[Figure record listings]
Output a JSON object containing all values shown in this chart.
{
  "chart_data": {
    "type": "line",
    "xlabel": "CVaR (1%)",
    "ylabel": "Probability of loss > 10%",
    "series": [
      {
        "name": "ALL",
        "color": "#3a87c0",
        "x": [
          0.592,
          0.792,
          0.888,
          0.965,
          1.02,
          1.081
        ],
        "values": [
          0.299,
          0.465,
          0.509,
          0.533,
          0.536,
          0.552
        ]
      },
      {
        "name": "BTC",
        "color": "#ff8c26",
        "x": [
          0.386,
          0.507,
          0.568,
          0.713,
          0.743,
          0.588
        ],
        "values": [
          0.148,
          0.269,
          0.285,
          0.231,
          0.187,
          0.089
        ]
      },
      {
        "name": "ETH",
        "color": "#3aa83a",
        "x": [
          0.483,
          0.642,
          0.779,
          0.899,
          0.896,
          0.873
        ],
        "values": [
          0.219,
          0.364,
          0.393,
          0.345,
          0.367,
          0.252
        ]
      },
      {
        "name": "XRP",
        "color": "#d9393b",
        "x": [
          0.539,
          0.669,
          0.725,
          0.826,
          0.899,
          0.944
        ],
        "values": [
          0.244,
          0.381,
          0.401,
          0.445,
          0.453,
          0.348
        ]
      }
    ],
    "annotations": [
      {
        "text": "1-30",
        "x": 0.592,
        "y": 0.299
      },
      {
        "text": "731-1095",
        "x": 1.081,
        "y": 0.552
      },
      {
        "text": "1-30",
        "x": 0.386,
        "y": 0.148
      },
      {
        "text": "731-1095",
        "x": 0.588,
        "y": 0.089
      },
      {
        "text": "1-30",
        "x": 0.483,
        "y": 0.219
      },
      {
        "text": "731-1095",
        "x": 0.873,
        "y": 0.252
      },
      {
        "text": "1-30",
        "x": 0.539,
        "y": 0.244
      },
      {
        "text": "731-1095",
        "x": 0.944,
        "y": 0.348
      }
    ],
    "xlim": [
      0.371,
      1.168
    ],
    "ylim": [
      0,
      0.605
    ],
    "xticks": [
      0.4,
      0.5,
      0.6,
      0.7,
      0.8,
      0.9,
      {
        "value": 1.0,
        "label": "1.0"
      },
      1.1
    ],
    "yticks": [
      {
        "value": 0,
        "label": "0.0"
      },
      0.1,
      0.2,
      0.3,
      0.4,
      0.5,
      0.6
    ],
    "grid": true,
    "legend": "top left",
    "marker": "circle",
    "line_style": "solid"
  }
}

▸ Exercise objective: The records above should be restated word for word, please.

▸ Reply:
Output a JSON object containing all values shown in this chart.
{
  "chart_data": {
    "type": "line",
    "xlabel": "CVaR (1%)",
    "ylabel": "Probability of loss > 10%",
    "series": [
      {
        "name": "ALL",
        "color": "#3a87c0",
        "x": [
          0.592,
          0.792,
          0.888,
          0.965,
          1.02,
          1.081
        ],
        "values": [
          0.299,
          0.465,
          0.509,
          0.533,
          0.536,
          0.552
        ]
      },
      {
        "name": "BTC",
        "color": "#ff8c26",
        "x": [
          0.386,
          0.507,
          0.568,
          0.713,
          0.743,
          0.588
        ],
        "values": [
          0.148,
          0.269,
          0.285,
          0.231,
          0.187,
          0.089
        ]
      },
      {
        "name": "ETH",
        "color": "#3aa83a",
        "x": [
          0.483,
          0.642,
          0.779,
          0.899,
          0.896,
          0.873
        ],
        "values": [
          0.219,
          0.364,
          0.393,
          0.345,
          0.367,
          0.252
        ]
      },
      {
        "name": "XRP",
        "color": "#d9393b",
        "x": [
          0.539,
          0.669,
          0.725,
          0.826,
          0.899,
          0.944
        ],
        "values": [
          0.244,
          0.381,
          0.401,
          0.445,
          0.453,
          0.348
        ]
      }
    ],
    "annotations": [
      {
        "text": "1-30",
        "x": 0.592,
        "y": 0.299
      },
      {
        "text": "731-1095",
        "x": 1.081,
        "y": 0.552
      },
      {
        "text": "1-30",
        "x": 0.386,
        "y": 0.148
      },
      {
        "text": "731-1095",
        "x": 0.588,
        "y": 0.089
      },
      {
        "text": "1-30",
        "x": 0.483,
        "y": 0.219
      },
      {
        "text": "731-1095",
        "x": 0.873,
        "y": 0.252
      },
      {
        "text": "1-30",
        "x": 0.539,
        "y": 0.244
      },
      {
        "text": "731-1095",
        "x": 0.944,
        "y": 0.348
      }
    ],
    "xlim": [
      0.371,
      1.168
    ],
    "ylim": [
      0,
      0.605
    ],
    "xticks": [
      0.4,
      0.5,
      0.6,
      0.7,
      0.8,
      0.9,
      {
        "value": 1.0,
        "label": "1.0"
      },
      1.1
    ],
    "yticks": [
      {
        "value": 0,
        "label": "0.0"
      },
      0.1,
      0.2,
      0.3,
      0.4,
      0.5,
      0.6
    ],
    "grid": true,
    "legend": "top left",
    "marker": "circle",
    "line_style": "solid"
  }
}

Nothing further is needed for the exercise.